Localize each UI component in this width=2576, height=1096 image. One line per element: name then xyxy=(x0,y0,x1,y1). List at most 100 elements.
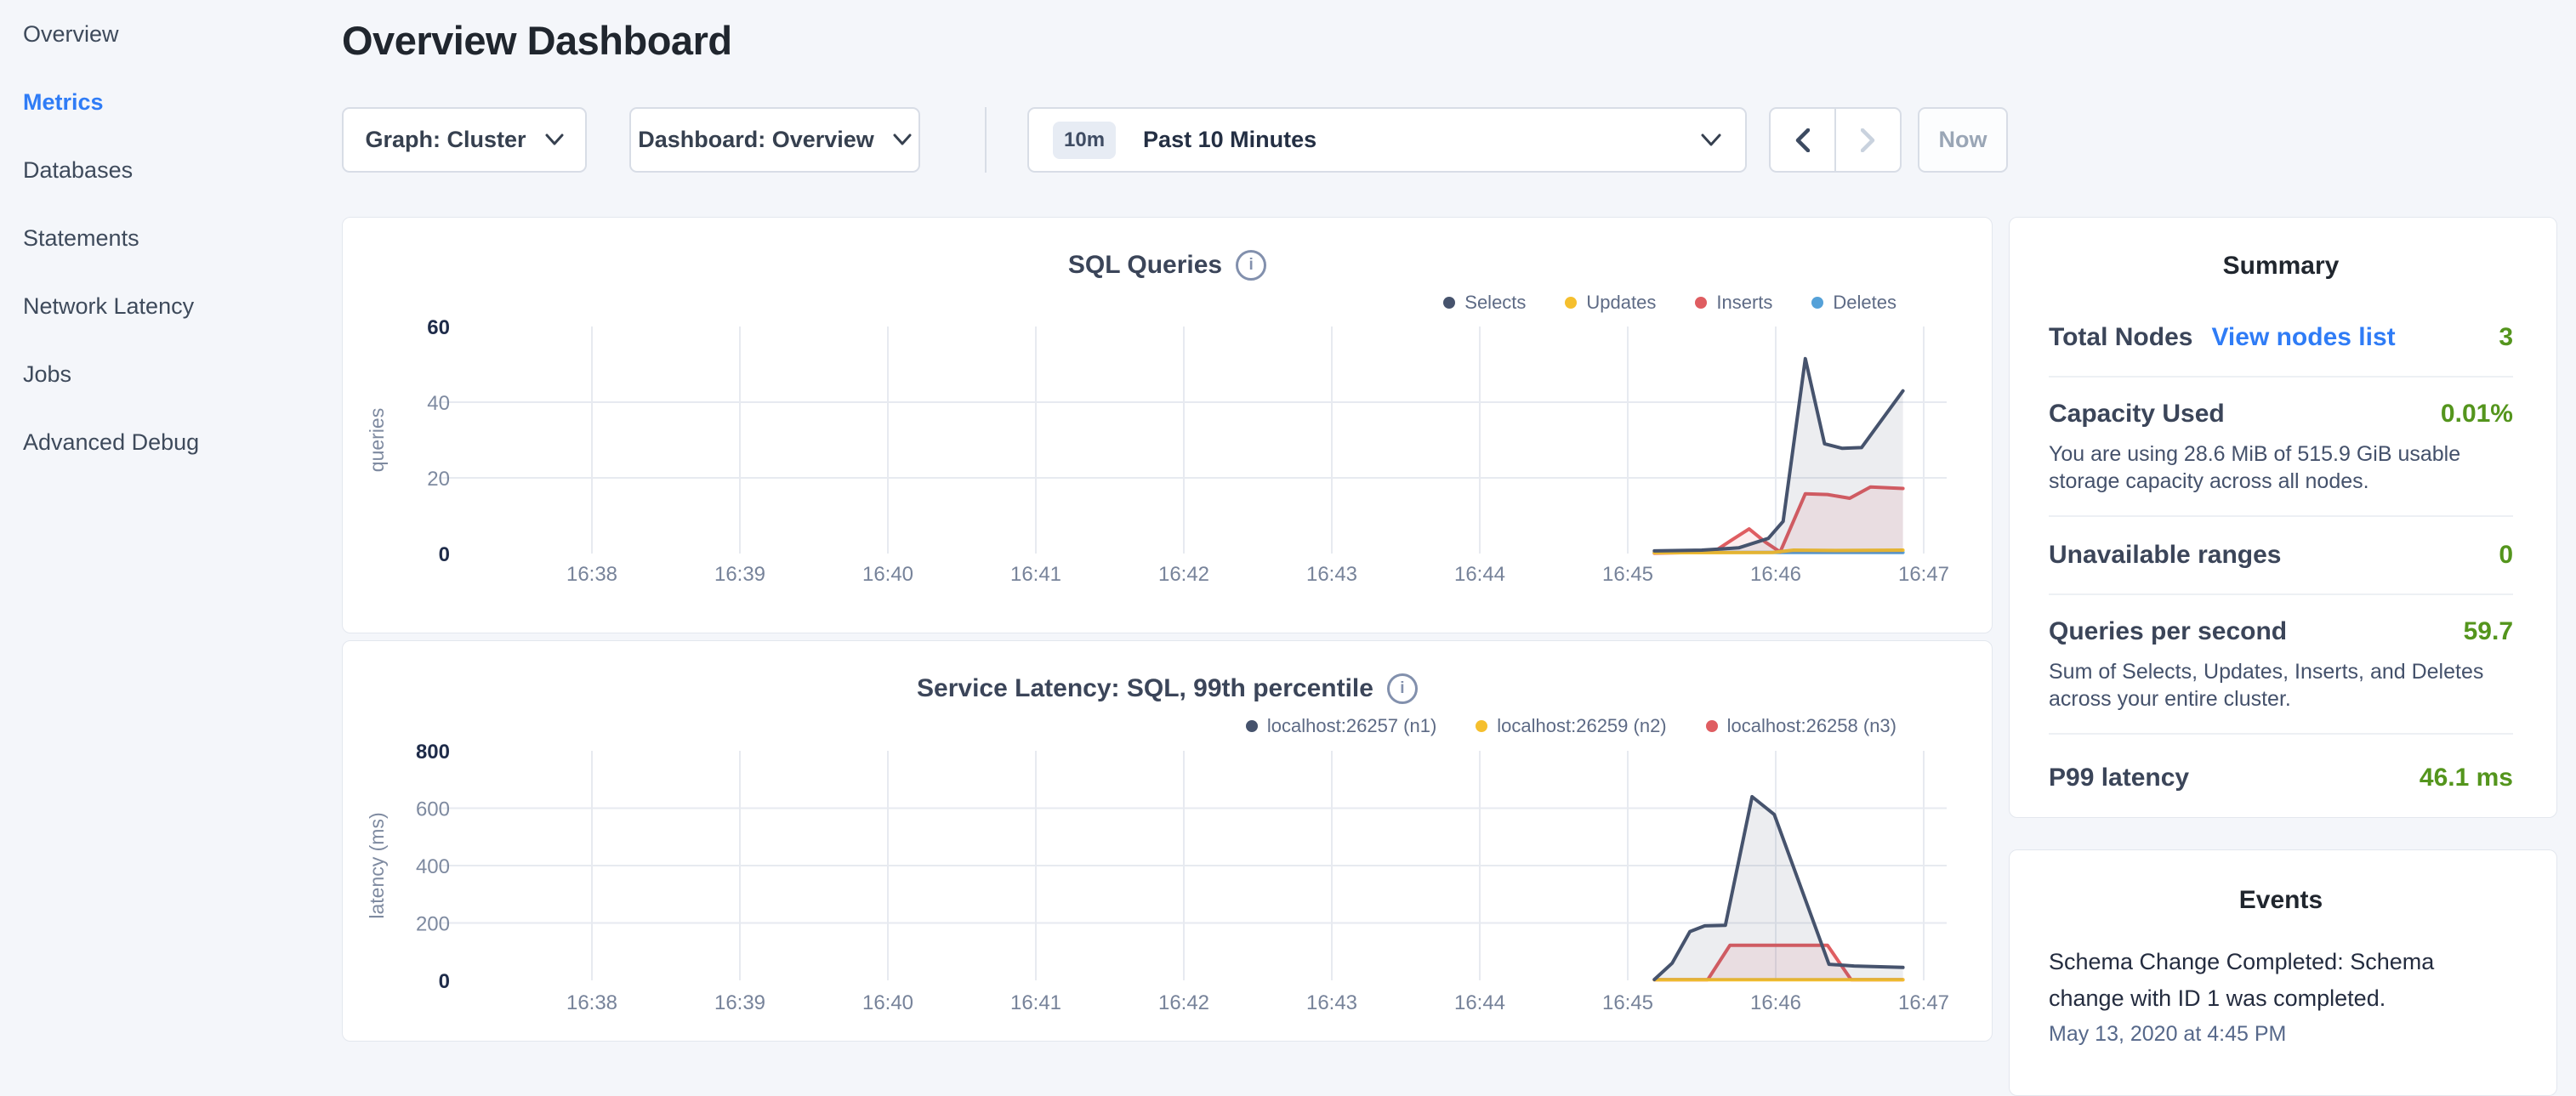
svg-text:20: 20 xyxy=(427,468,450,491)
summary-label: Total Nodes xyxy=(2049,323,2193,351)
now-button[interactable]: Now xyxy=(1918,107,2008,173)
legend-dot-icon xyxy=(1695,297,1708,309)
time-prev-button[interactable] xyxy=(1771,109,1834,171)
summary-value: 0 xyxy=(2499,541,2513,569)
controls-bar: Graph: Cluster Dashboard: Overview 10m P… xyxy=(342,107,2008,173)
sidebar-item-advanced-debug[interactable]: Advanced Debug xyxy=(23,429,200,455)
event-timestamp: May 13, 2020 at 4:45 PM xyxy=(2049,1022,2287,1046)
svg-text:latency (ms): latency (ms) xyxy=(366,812,388,918)
sql-queries-plot: 16:38 16:39 16:40 16:41 16:42 16:43 16:44 16:45… xyxy=(366,320,1949,586)
dashboard-dropdown-label: Dashboard: Overview xyxy=(638,127,874,152)
service-latency-plot: 16:38 16:39 16:40 16:41 16:42 16:43 16:44 16:45… xyxy=(366,743,1949,1014)
legend-label: Deletes xyxy=(1833,292,1896,313)
sidebar-item-statements[interactable]: Statements xyxy=(23,224,139,251)
legend-dot-icon xyxy=(1565,297,1578,309)
sidebar-item-metrics[interactable]: Metrics xyxy=(23,88,104,115)
summary-row-qps: Queries per second 59.7 xyxy=(2049,617,2513,646)
svg-text:16:42: 16:42 xyxy=(1158,563,1209,586)
summary-row-total-nodes: Total Nodes View nodes list 3 xyxy=(2049,323,2513,352)
sidebar-item-overview[interactable]: Overview xyxy=(23,20,119,47)
legend-item: localhost:26258 (n3) xyxy=(1705,715,1896,737)
legend-label: localhost:26259 (n2) xyxy=(1497,715,1667,736)
legend-label: Inserts xyxy=(1716,292,1773,313)
svg-text:16:39: 16:39 xyxy=(714,563,765,586)
info-icon[interactable]: i xyxy=(1236,250,1267,281)
summary-row-p99-latency: P99 latency 46.1 ms xyxy=(2049,764,2513,792)
summary-description: You are using 28.6 MiB of 515.9 GiB usab… xyxy=(2049,442,2461,493)
svg-text:16:45: 16:45 xyxy=(1602,991,1653,1014)
time-step-buttons xyxy=(1769,107,1902,173)
chevron-down-icon xyxy=(545,133,564,145)
svg-text:16:44: 16:44 xyxy=(1454,563,1505,586)
summary-row-unavailable-ranges: Unavailable ranges 0 xyxy=(2049,541,2513,570)
summary-title: Summary xyxy=(2222,252,2340,280)
svg-text:60: 60 xyxy=(427,320,450,339)
chart-title-row: SQL Queries i xyxy=(343,247,1992,284)
svg-text:800: 800 xyxy=(416,743,450,764)
sidebar-item-network-latency[interactable]: Network Latency xyxy=(23,292,195,319)
svg-text:16:38: 16:38 xyxy=(566,563,617,586)
chevron-down-icon xyxy=(893,133,912,145)
graph-dropdown-label: Graph: Cluster xyxy=(365,127,526,152)
chevron-left-icon xyxy=(1795,128,1810,152)
legend-label: localhost:26257 (n1) xyxy=(1266,715,1437,736)
legend-label: localhost:26258 (n3) xyxy=(1726,715,1896,736)
legend-label: Updates xyxy=(1586,292,1657,313)
sidebar: Overview Metrics Databases Statements Ne… xyxy=(0,0,342,476)
svg-text:16:46: 16:46 xyxy=(1750,991,1801,1014)
time-range-badge: 10m xyxy=(1053,121,1117,159)
view-nodes-link[interactable]: View nodes list xyxy=(2211,323,2396,351)
chart-title-row: Service Latency: SQL, 99th percentile i xyxy=(343,670,1992,707)
event-text: Schema Change Completed: Schema change w… xyxy=(2049,949,2435,1011)
legend-dot-icon xyxy=(1811,297,1824,309)
svg-text:16:46: 16:46 xyxy=(1750,563,1801,586)
controls-divider xyxy=(985,107,987,173)
events-title: Events xyxy=(2238,886,2323,914)
dashboard-dropdown[interactable]: Dashboard: Overview xyxy=(629,107,920,173)
summary-label: P99 latency xyxy=(2049,764,2190,792)
legend-label: Selects xyxy=(1464,292,1527,313)
sidebar-item-jobs[interactable]: Jobs xyxy=(23,361,72,387)
legend-dot-icon xyxy=(1443,297,1456,309)
svg-text:queries: queries xyxy=(366,408,388,472)
svg-text:16:43: 16:43 xyxy=(1306,563,1357,586)
svg-text:16:41: 16:41 xyxy=(1010,563,1061,586)
svg-text:16:42: 16:42 xyxy=(1158,991,1209,1014)
summary-value: 59.7 xyxy=(2463,617,2513,645)
svg-text:16:40: 16:40 xyxy=(862,563,913,586)
time-range-label: Past 10 Minutes xyxy=(1143,127,1317,152)
divider xyxy=(2049,593,2513,595)
summary-value: 3 xyxy=(2499,323,2513,351)
graph-dropdown[interactable]: Graph: Cluster xyxy=(342,107,587,173)
sql-queries-chart-card: SQL Queries i Selects Updates Inserts Delet… xyxy=(342,217,1993,633)
svg-text:0: 0 xyxy=(439,970,450,993)
legend-item: Selects xyxy=(1443,292,1526,314)
chevron-down-icon xyxy=(1701,133,1721,145)
info-icon[interactable]: i xyxy=(1386,673,1418,704)
chevron-right-icon xyxy=(1861,128,1875,152)
svg-text:16:40: 16:40 xyxy=(862,991,913,1014)
time-next-button[interactable] xyxy=(1834,109,1900,171)
svg-text:16:39: 16:39 xyxy=(714,991,765,1014)
legend-item: localhost:26257 (n1) xyxy=(1245,715,1437,737)
chart-title: Service Latency: SQL, 99th percentile xyxy=(917,674,1373,702)
chart-legend: Selects Updates Inserts Deletes xyxy=(343,287,1992,318)
legend-item: Deletes xyxy=(1811,292,1896,314)
summary-label: Capacity Used xyxy=(2049,400,2225,428)
sidebar-item-databases[interactable]: Databases xyxy=(23,156,134,183)
summary-panel: Summary Total Nodes View nodes list 3 Ca… xyxy=(2009,217,2557,818)
svg-text:16:43: 16:43 xyxy=(1306,991,1357,1014)
svg-text:16:47: 16:47 xyxy=(1898,991,1949,1014)
svg-text:16:38: 16:38 xyxy=(566,991,617,1014)
svg-text:16:47: 16:47 xyxy=(1898,563,1949,586)
time-range-selector[interactable]: 10m Past 10 Minutes xyxy=(1027,107,1747,173)
divider xyxy=(2049,515,2513,517)
legend-item: Inserts xyxy=(1695,292,1772,314)
summary-description: Sum of Selects, Updates, Inserts, and De… xyxy=(2049,660,2484,711)
summary-value: 0.01% xyxy=(2440,400,2513,428)
legend-dot-icon xyxy=(1476,720,1488,732)
summary-label: Unavailable ranges xyxy=(2049,541,2282,569)
events-panel: Events Schema Change Completed: Schema c… xyxy=(2009,849,2557,1096)
page-title: Overview Dashboard xyxy=(342,18,732,63)
svg-text:16:41: 16:41 xyxy=(1010,991,1061,1014)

# AIM
Copy all of the data above word for word, but leave out the picture.

# RESULT OF THIS TASK
Localize each UI component in this width=2576, height=1096 image. One line per element: name then xyxy=(x0,y0,x1,y1). List at most 100 elements.
svg-text:20: 20 xyxy=(427,468,450,491)
summary-label: Total Nodes xyxy=(2049,323,2193,351)
now-button[interactable]: Now xyxy=(1918,107,2008,173)
legend-dot-icon xyxy=(1695,297,1708,309)
time-prev-button[interactable] xyxy=(1771,109,1834,171)
summary-value: 0 xyxy=(2499,541,2513,569)
controls-bar: Graph: Cluster Dashboard: Overview 10m P… xyxy=(342,107,2008,173)
sidebar-item-advanced-debug[interactable]: Advanced Debug xyxy=(23,429,200,455)
event-timestamp: May 13, 2020 at 4:45 PM xyxy=(2049,1022,2287,1046)
svg-text:latency (ms): latency (ms) xyxy=(366,812,388,918)
sql-queries-plot: 16:38 16:39 16:40 16:41 16:42 16:43 16:44 16:45… xyxy=(366,320,1949,586)
dashboard-dropdown-label: Dashboard: Overview xyxy=(638,127,874,152)
service-latency-plot: 16:38 16:39 16:40 16:41 16:42 16:43 16:44 16:45… xyxy=(366,743,1949,1014)
legend-label: Deletes xyxy=(1833,292,1896,313)
sidebar-item-statements[interactable]: Statements xyxy=(23,224,139,251)
legend-dot-icon xyxy=(1565,297,1578,309)
sidebar-item-metrics[interactable]: Metrics xyxy=(23,88,104,115)
summary-row-qps: Queries per second 59.7 xyxy=(2049,617,2513,646)
svg-text:16:42: 16:42 xyxy=(1158,563,1209,586)
summary-row-total-nodes: Total Nodes View nodes list 3 xyxy=(2049,323,2513,352)
sidebar-item-overview[interactable]: Overview xyxy=(23,20,119,47)
legend-item: localhost:26258 (n3) xyxy=(1705,715,1896,737)
legend-label: localhost:26259 (n2) xyxy=(1497,715,1667,736)
legend-label: Inserts xyxy=(1716,292,1773,313)
svg-text:16:39: 16:39 xyxy=(714,563,765,586)
info-icon[interactable]: i xyxy=(1236,250,1267,281)
summary-row-p99-latency: P99 latency 46.1 ms xyxy=(2049,764,2513,792)
summary-description: You are using 28.6 MiB of 515.9 GiB usab… xyxy=(2049,442,2461,493)
svg-text:16:45: 16:45 xyxy=(1602,991,1653,1014)
time-step-buttons xyxy=(1769,107,1902,173)
chevron-down-icon xyxy=(545,133,564,145)
svg-text:16:44: 16:44 xyxy=(1454,563,1505,586)
summary-row-unavailable-ranges: Unavailable ranges 0 xyxy=(2049,541,2513,570)
summary-title: Summary xyxy=(2222,252,2340,280)
svg-text:60: 60 xyxy=(427,320,450,339)
chart-title-row: SQL Queries i xyxy=(343,247,1992,284)
svg-text:800: 800 xyxy=(416,743,450,764)
sidebar-item-network-latency[interactable]: Network Latency xyxy=(23,292,195,319)
svg-text:16:38: 16:38 xyxy=(566,563,617,586)
chevron-down-icon xyxy=(893,133,912,145)
graph-dropdown-label: Graph: Cluster xyxy=(365,127,526,152)
chevron-left-icon xyxy=(1795,128,1810,152)
legend-label: localhost:26257 (n1) xyxy=(1266,715,1437,736)
legend-label: localhost:26258 (n3) xyxy=(1726,715,1896,736)
legend-label: Updates xyxy=(1586,292,1657,313)
sidebar: Overview Metrics Databases Statements Ne… xyxy=(0,0,342,476)
svg-text:16:46: 16:46 xyxy=(1750,991,1801,1014)
time-range-badge: 10m xyxy=(1053,121,1117,159)
view-nodes-link[interactable]: View nodes list xyxy=(2211,323,2396,351)
chart-title-row: Service Latency: SQL, 99th percentile i xyxy=(343,670,1992,707)
event-text: Schema Change Completed: Schema change w… xyxy=(2049,949,2435,1011)
legend-dot-icon xyxy=(1811,297,1824,309)
svg-text:16:46: 16:46 xyxy=(1750,563,1801,586)
controls-divider xyxy=(985,107,987,173)
events-title: Events xyxy=(2238,886,2323,914)
dashboard-dropdown[interactable]: Dashboard: Overview xyxy=(629,107,920,173)
summary-label: P99 latency xyxy=(2049,764,2190,792)
legend-label: Selects xyxy=(1464,292,1527,313)
sidebar-item-jobs[interactable]: Jobs xyxy=(23,361,72,387)
legend-dot-icon xyxy=(1443,297,1456,309)
svg-text:queries: queries xyxy=(366,408,388,472)
svg-text:16:43: 16:43 xyxy=(1306,563,1357,586)
svg-text:16:41: 16:41 xyxy=(1010,563,1061,586)
svg-text:16:42: 16:42 xyxy=(1158,991,1209,1014)
summary-value: 59.7 xyxy=(2463,617,2513,645)
svg-text:16:40: 16:40 xyxy=(862,563,913,586)
time-range-label: Past 10 Minutes xyxy=(1143,127,1317,152)
divider xyxy=(2049,593,2513,595)
summary-value: 3 xyxy=(2499,323,2513,351)
graph-dropdown[interactable]: Graph: Cluster xyxy=(342,107,587,173)
sql-queries-chart-card: SQL Queries i Selects Updates Inserts Delet… xyxy=(342,217,1993,633)
svg-text:0: 0 xyxy=(439,970,450,993)
legend-item: Selects xyxy=(1443,292,1526,314)
chevron-down-icon xyxy=(1701,133,1721,145)
info-icon[interactable]: i xyxy=(1386,673,1418,704)
chevron-right-icon xyxy=(1861,128,1875,152)
svg-text:16:40: 16:40 xyxy=(862,991,913,1014)
time-next-button[interactable] xyxy=(1834,109,1900,171)
svg-text:16:39: 16:39 xyxy=(714,991,765,1014)
legend-item: localhost:26257 (n1) xyxy=(1245,715,1437,737)
chart-title: Service Latency: SQL, 99th percentile xyxy=(917,674,1373,702)
chart-legend: Selects Updates Inserts Deletes xyxy=(343,287,1992,318)
legend-item: Deletes xyxy=(1811,292,1896,314)
summary-label: Capacity Used xyxy=(2049,400,2225,428)
sidebar-item-databases[interactable]: Databases xyxy=(23,156,134,183)
summary-panel: Summary Total Nodes View nodes list 3 Ca… xyxy=(2009,217,2557,818)
svg-text:16:43: 16:43 xyxy=(1306,991,1357,1014)
svg-text:16:47: 16:47 xyxy=(1898,991,1949,1014)
svg-text:16:38: 16:38 xyxy=(566,991,617,1014)
svg-text:16:47: 16:47 xyxy=(1898,563,1949,586)
time-range-selector[interactable]: 10m Past 10 Minutes xyxy=(1027,107,1747,173)
divider xyxy=(2049,515,2513,517)
legend-item: Inserts xyxy=(1695,292,1772,314)
summary-description: Sum of Selects, Updates, Inserts, and De… xyxy=(2049,660,2484,711)
summary-value: 0.01% xyxy=(2440,400,2513,428)
legend-dot-icon xyxy=(1476,720,1488,732)
summary-label: Unavailable ranges xyxy=(2049,541,2282,569)
events-panel: Events Schema Change Completed: Schema c… xyxy=(2009,849,2557,1096)
page-title: Overview Dashboard xyxy=(342,18,732,63)
svg-text:16:41: 16:41 xyxy=(1010,991,1061,1014)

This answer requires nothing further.